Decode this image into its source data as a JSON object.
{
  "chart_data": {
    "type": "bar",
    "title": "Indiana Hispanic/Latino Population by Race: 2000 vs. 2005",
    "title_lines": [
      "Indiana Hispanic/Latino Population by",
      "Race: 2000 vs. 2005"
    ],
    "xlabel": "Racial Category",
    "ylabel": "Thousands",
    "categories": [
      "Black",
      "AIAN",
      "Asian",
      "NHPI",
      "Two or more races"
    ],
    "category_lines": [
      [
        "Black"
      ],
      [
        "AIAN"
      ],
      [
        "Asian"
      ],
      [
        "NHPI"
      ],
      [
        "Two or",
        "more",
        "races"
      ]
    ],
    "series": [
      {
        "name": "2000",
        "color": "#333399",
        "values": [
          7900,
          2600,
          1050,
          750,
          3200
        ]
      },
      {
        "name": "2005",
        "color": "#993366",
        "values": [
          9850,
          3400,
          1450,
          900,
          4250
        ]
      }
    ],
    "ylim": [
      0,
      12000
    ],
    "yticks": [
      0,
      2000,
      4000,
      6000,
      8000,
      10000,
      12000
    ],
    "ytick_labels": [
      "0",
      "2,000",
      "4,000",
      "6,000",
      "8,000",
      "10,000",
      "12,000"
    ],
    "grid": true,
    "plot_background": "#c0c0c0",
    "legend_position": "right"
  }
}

##############################

In the records shown above, how many lines include the word "Latino"? Answer with the number only.

2